#### Listed entries:
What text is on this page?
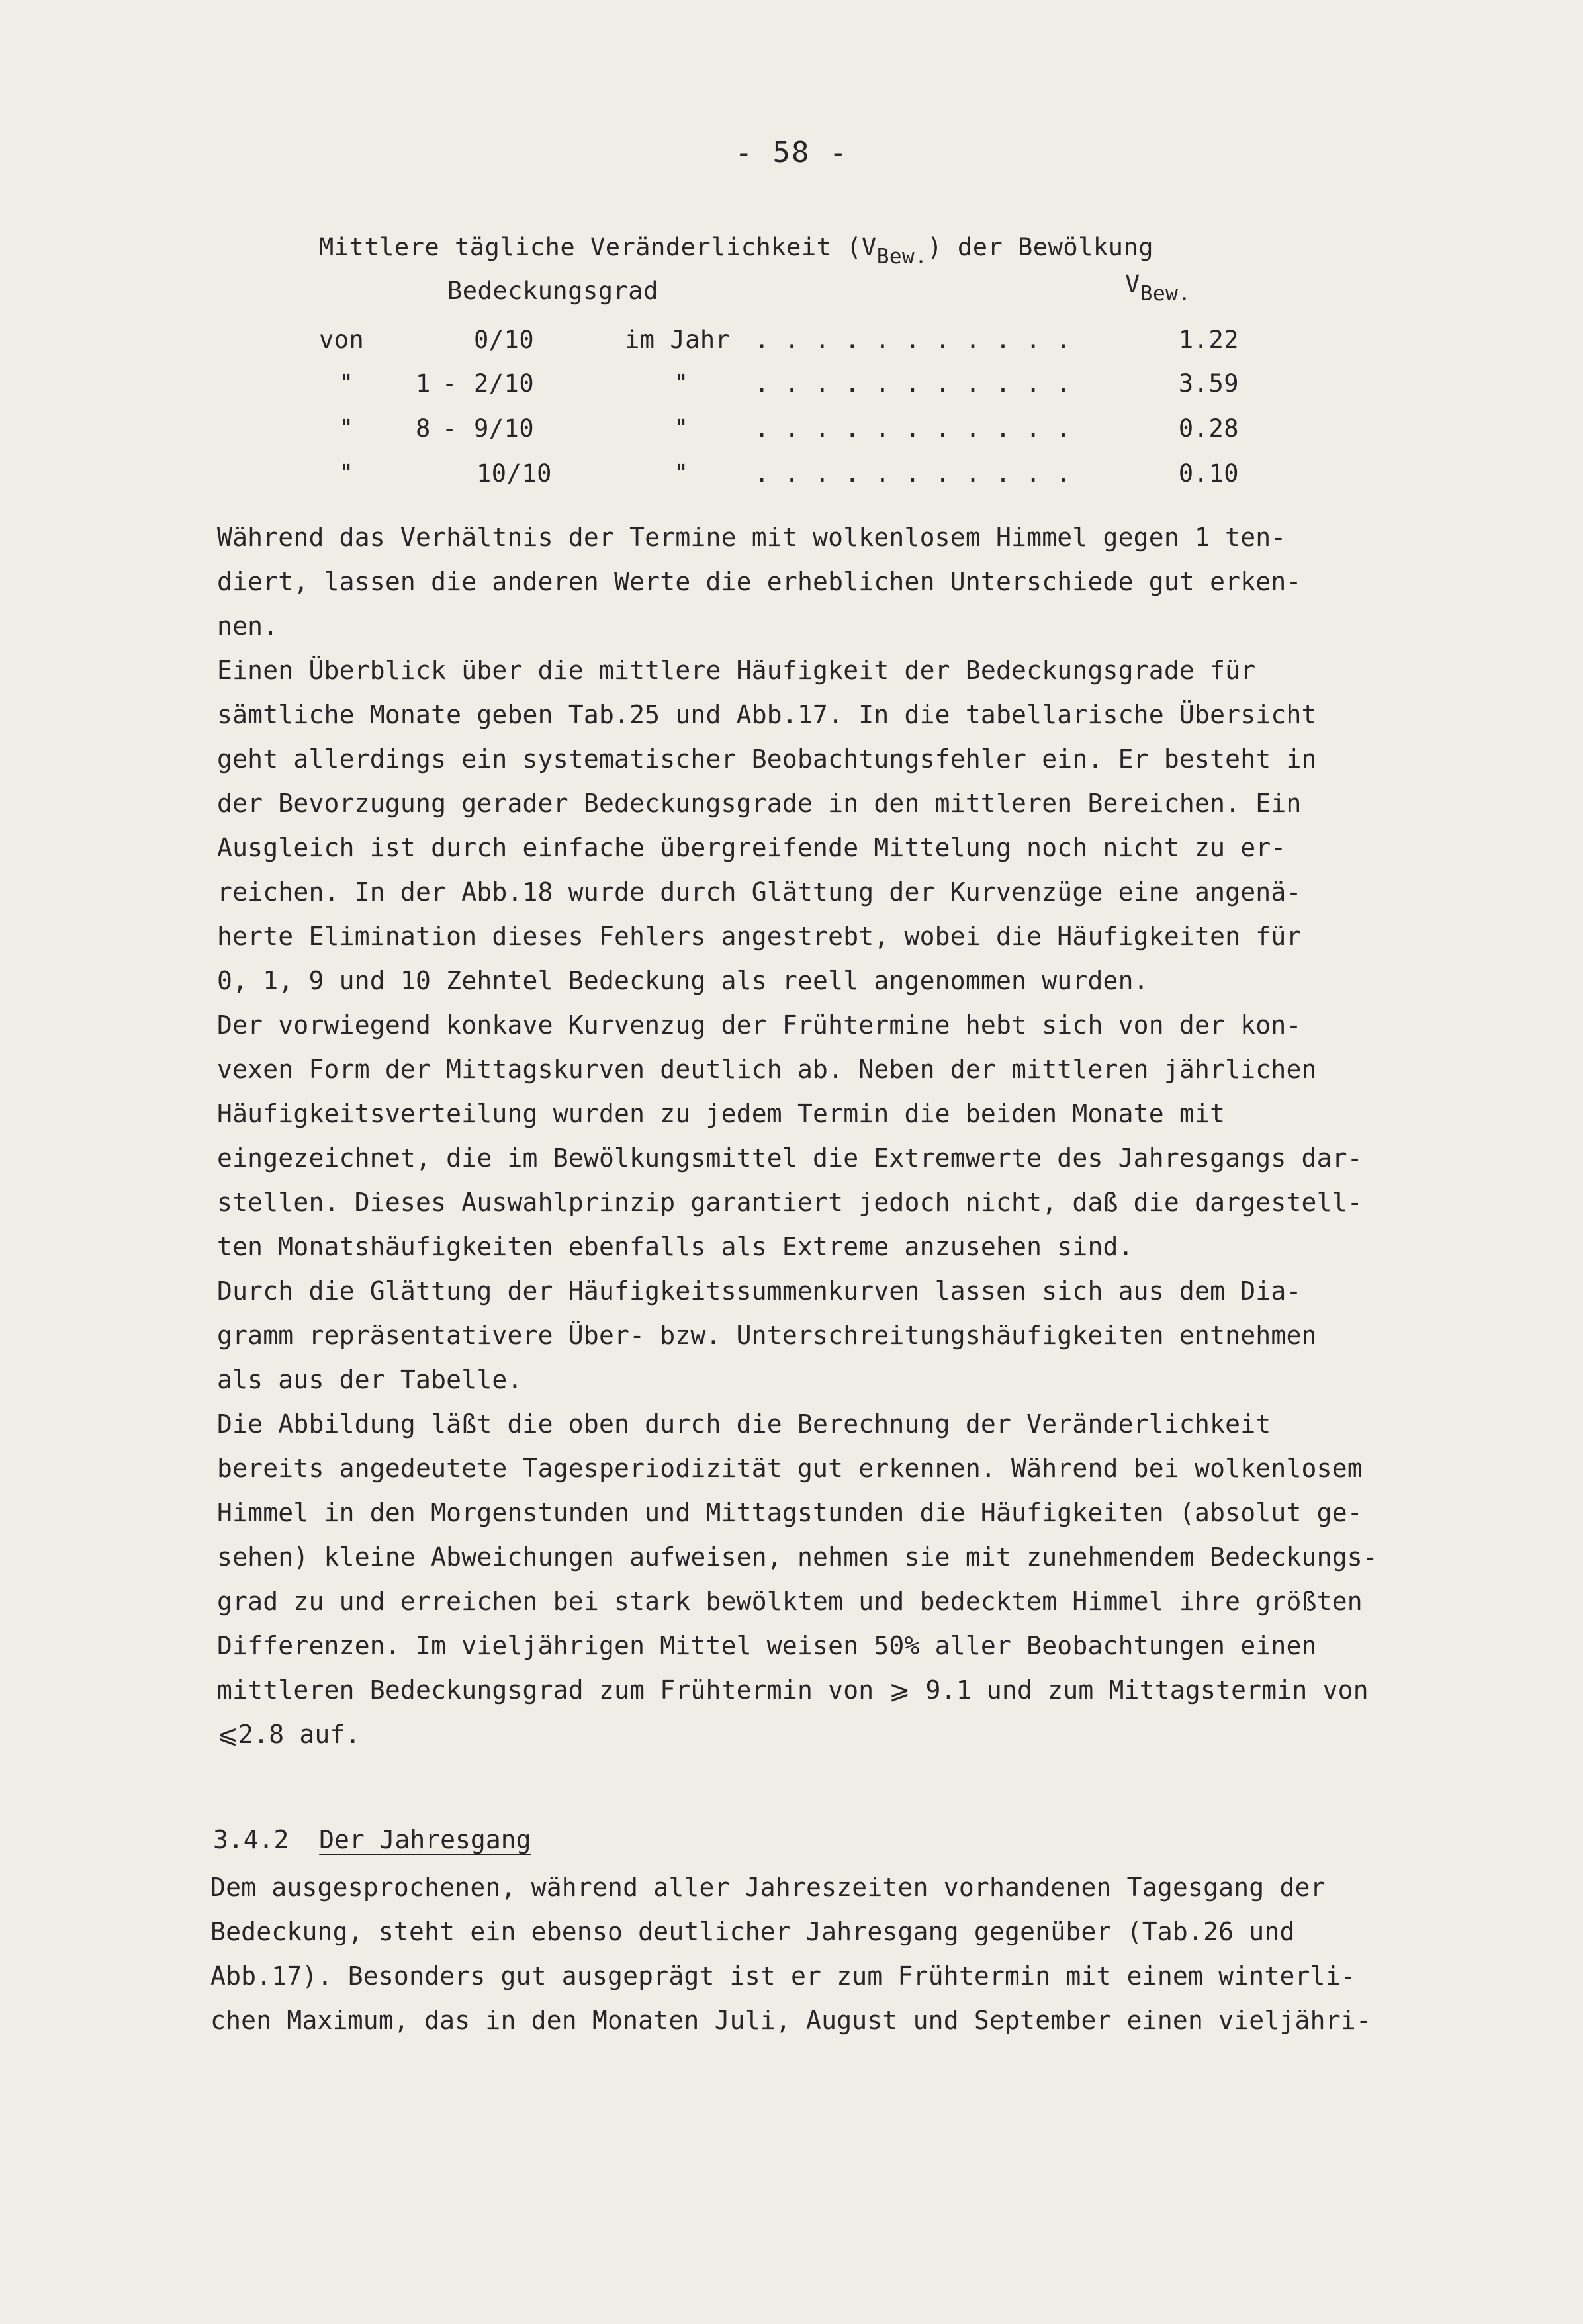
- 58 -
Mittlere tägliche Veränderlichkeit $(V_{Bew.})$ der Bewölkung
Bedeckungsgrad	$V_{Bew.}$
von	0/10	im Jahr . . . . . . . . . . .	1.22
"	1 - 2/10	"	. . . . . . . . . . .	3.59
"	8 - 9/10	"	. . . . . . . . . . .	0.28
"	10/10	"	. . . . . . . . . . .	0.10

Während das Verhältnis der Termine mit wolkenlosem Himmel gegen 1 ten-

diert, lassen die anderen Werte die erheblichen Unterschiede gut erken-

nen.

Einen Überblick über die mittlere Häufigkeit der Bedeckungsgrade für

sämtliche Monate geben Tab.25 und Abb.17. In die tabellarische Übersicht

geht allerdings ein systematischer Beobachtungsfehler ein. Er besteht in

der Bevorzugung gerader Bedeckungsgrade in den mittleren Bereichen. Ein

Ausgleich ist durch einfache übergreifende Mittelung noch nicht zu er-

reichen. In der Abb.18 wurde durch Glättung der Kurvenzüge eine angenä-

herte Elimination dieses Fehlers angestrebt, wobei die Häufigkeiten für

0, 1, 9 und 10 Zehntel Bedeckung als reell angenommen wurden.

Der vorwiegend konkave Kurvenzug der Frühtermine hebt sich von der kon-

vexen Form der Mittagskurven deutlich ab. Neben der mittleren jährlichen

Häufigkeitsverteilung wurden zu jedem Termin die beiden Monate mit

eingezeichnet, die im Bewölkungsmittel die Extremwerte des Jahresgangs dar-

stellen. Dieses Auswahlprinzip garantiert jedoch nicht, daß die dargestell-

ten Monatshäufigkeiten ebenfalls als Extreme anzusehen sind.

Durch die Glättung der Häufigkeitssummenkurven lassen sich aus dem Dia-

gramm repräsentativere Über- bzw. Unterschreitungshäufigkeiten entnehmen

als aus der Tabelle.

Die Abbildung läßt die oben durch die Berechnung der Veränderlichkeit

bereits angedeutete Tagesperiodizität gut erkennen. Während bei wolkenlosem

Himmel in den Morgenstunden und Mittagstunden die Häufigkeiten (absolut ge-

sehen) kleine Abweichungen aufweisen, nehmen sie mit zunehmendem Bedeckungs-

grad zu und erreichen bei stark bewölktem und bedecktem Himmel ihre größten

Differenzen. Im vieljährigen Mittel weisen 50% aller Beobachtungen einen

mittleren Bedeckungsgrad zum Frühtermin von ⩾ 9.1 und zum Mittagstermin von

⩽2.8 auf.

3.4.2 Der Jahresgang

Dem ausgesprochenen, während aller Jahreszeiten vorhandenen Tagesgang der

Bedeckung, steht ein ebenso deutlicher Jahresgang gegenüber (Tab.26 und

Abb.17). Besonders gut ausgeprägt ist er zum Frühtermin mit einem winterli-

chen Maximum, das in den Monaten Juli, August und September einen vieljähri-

--

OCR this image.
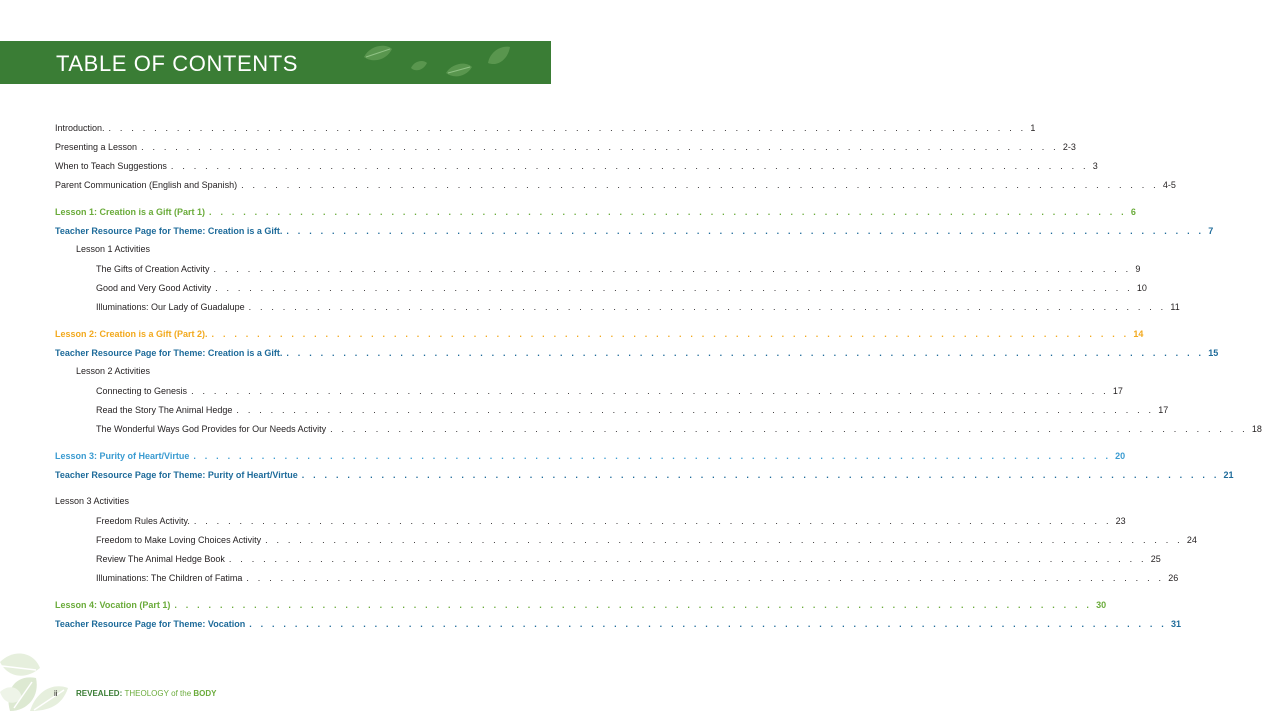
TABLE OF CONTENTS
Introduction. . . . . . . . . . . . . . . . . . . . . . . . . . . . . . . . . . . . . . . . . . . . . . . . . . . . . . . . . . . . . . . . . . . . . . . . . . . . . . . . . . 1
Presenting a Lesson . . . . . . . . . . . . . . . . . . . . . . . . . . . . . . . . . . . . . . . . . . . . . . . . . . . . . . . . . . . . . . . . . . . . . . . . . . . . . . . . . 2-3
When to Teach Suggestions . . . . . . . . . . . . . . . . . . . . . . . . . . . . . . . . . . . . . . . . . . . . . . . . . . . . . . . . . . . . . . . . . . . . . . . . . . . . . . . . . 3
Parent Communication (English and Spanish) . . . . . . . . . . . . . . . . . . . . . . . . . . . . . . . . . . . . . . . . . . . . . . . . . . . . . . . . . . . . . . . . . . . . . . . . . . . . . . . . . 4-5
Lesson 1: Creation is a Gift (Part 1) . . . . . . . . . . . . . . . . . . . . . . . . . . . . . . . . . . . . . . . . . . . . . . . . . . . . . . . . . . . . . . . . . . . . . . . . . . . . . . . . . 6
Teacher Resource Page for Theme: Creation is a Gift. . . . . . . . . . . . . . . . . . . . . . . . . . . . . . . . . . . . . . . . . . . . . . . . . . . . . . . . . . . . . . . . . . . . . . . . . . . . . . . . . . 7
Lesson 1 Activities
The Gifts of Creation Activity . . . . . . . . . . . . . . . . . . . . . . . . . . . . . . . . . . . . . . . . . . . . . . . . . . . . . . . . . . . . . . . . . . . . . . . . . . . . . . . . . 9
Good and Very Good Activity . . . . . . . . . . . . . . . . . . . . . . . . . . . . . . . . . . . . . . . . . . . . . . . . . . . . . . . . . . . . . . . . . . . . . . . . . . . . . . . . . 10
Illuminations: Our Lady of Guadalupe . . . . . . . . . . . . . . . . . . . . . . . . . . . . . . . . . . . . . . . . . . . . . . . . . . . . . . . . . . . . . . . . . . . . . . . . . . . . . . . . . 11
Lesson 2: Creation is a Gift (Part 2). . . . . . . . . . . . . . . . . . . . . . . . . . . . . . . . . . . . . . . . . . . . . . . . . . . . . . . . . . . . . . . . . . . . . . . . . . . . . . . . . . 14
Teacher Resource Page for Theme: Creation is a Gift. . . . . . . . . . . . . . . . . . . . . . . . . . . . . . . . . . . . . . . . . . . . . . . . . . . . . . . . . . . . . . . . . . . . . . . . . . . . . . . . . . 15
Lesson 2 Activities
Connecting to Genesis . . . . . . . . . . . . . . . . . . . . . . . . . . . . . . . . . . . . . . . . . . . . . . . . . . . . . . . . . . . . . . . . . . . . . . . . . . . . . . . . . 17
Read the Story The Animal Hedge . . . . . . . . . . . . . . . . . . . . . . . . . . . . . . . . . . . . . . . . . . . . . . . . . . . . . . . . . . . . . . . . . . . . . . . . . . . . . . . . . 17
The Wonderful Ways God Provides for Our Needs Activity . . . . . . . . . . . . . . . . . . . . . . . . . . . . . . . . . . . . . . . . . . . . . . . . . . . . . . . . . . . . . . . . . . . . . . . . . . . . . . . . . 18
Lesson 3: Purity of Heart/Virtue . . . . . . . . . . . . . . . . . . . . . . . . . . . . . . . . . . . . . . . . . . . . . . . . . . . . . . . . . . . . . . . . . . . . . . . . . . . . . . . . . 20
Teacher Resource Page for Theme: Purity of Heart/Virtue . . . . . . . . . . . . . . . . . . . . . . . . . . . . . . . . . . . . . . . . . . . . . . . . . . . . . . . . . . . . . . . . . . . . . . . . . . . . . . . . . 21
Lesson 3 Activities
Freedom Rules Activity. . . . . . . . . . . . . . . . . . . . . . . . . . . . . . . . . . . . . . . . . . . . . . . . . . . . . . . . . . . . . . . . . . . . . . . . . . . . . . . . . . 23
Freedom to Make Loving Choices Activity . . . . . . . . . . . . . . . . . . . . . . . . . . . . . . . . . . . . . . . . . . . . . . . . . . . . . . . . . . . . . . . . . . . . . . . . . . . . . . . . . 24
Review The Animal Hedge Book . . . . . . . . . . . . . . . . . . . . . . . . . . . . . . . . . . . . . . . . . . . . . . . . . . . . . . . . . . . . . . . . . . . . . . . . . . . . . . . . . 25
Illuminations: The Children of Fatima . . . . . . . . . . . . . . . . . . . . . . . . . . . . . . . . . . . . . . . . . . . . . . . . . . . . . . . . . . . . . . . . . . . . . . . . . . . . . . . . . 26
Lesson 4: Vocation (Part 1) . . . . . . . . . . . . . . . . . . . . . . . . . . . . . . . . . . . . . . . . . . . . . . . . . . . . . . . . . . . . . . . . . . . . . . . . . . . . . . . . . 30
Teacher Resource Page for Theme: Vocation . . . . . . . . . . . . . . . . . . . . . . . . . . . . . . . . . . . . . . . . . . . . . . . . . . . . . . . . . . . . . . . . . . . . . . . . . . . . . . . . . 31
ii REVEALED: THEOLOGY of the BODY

#### Try it:
Where the word "Freedom" occurs in a line of the records, copy that line.

#### Response to the exercise:
Freedom Rules Activity. . . . . . . . . . . . . . . . . . . . . . . . . . . . . . . . . . . . . . . . . . . . . . . . . . . . . . . . . . . . . . . . . . . . . . . . . . . . . . . . . . 23
Freedom to Make Loving Choices Activity . . . . . . . . . . . . . . . . . . . . . . . . . . . . . . . . . . . . . . . . . . . . . . . . . . . . . . . . . . . . . . . . . . . . . . . . . . . . . . . . . 24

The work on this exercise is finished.